⚖️ “A Justiça pode até ser cega, mas não é ingênua”: Moraes manda Bolsonaro para prisão domiciliar
Ministro do STF acusa ex-presidente de desafiar a lei e usar aliados para incitar ataques às instituições, violando medidas cautelares pela segunda vez.
O ministro Alexandre de Moraes, do Supremo Tribunal Federal, determinou nesta segunda-feira (4) que Jair Bolsonaro cumpra prisão domiciliar. A decisão veio após o ex-presidente, segundo o magistrado, ignorar de forma reiterada as restrições impostas pela Corte — como quem desafia a própria Justiça para ver até onde ela suporta.
Moraes foi enfático: “A Justiça é cega, mas não é tola”. Ele afirmou que não permitirá que um réu tente enganar o Judiciário acreditando que sua influência política ou poder econômico o blindam de punições. Para ele, todos são iguais perante a lei — e quem descumpre as regras deve enfrentar as consequências.
A lista de violações é extensa. Bolsonaro, mesmo proibido de usar redes sociais ou de se manifestar politicamente por meio de terceiros, apareceu em transmissões de aliados como Flávio Bolsonaro e Nikolas Ferreira, criticando o STF, exaltando apoio internacional e incentivando manifestações com viés político.

→ **Registros salvos**:

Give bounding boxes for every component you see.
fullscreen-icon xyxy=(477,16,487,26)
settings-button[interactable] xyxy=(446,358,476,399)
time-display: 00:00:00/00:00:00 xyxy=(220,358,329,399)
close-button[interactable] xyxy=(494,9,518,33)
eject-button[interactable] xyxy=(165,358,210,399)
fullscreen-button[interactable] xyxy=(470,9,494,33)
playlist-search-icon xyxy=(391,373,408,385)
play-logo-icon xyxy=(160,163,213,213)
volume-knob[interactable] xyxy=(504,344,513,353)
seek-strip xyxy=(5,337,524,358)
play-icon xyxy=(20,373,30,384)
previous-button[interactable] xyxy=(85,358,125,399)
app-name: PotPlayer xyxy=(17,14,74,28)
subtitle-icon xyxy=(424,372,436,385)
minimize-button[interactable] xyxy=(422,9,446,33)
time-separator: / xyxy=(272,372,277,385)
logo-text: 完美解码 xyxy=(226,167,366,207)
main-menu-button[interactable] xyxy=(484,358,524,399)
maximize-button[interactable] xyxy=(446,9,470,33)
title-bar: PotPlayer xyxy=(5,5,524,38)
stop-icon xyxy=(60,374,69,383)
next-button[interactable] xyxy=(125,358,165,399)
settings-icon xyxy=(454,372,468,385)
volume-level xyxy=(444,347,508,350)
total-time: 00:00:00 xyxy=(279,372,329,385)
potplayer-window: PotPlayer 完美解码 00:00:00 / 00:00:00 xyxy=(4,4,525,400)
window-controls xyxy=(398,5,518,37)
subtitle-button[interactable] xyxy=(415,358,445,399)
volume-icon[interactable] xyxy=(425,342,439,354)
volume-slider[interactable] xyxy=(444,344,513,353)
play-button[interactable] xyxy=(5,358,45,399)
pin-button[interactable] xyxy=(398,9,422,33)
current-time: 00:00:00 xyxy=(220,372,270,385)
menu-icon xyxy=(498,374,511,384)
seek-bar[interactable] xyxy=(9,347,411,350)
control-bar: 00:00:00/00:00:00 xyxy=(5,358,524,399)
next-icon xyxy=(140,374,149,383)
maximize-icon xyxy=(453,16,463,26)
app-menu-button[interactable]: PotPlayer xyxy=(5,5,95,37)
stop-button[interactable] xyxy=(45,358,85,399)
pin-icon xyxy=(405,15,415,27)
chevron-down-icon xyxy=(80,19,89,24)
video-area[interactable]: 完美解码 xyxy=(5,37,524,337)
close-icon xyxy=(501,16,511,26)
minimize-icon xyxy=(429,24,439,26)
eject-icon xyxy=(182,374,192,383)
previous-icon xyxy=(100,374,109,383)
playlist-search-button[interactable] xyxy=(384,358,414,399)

→ **Tarefas**:
**1.** Na notícia sobre a prisão domiciliar de Bolsonaro, em transmissões de quais aliados o ex-presidente apareceu?
**2.** Escreva a continuação da notícia sobre a prisão domiciliar de Bolsonaro a partir do ponto em que ela termina.

→ **Suas respostas**:
**1.** Flávio Bolsonaro e Nikolas Ferreira.

**2.**
Na decisão, Moraes apontou que a conduta do ex-presidente foi “deliberada e consciente” para obstruir investigações, pressionar autoridades e instigar a opinião pública contra o Judiciário. Segundo o ministro, Bolsonaro utilizou as redes sociais de aliados e de seus próprios filhos parlamentares para difundir mensagens que incentivavam ataques ao STF e até defendiam interferência estrangeira nos assuntos internos do Brasil.
As primeiras medidas cautelares haviam sido definidas em julho: uso de tornozeleira eletrônica, recolhimento noturno e nos fins de semana, proibição de entrar em embaixadas e bloqueio de acesso a redes sociais. Mas, para Moraes, Bolsonaro não apenas desrespeitou tais ordens — fez isso de forma planejada, repetida e provocativa.
Agora, além de permanecer em casa, o ex-presidente terá visitas, comunicações e aparições públicas rigidamente controladas. Como reforçou Moraes, a Justiça não pode — e não vai — se deixar fazer de tola.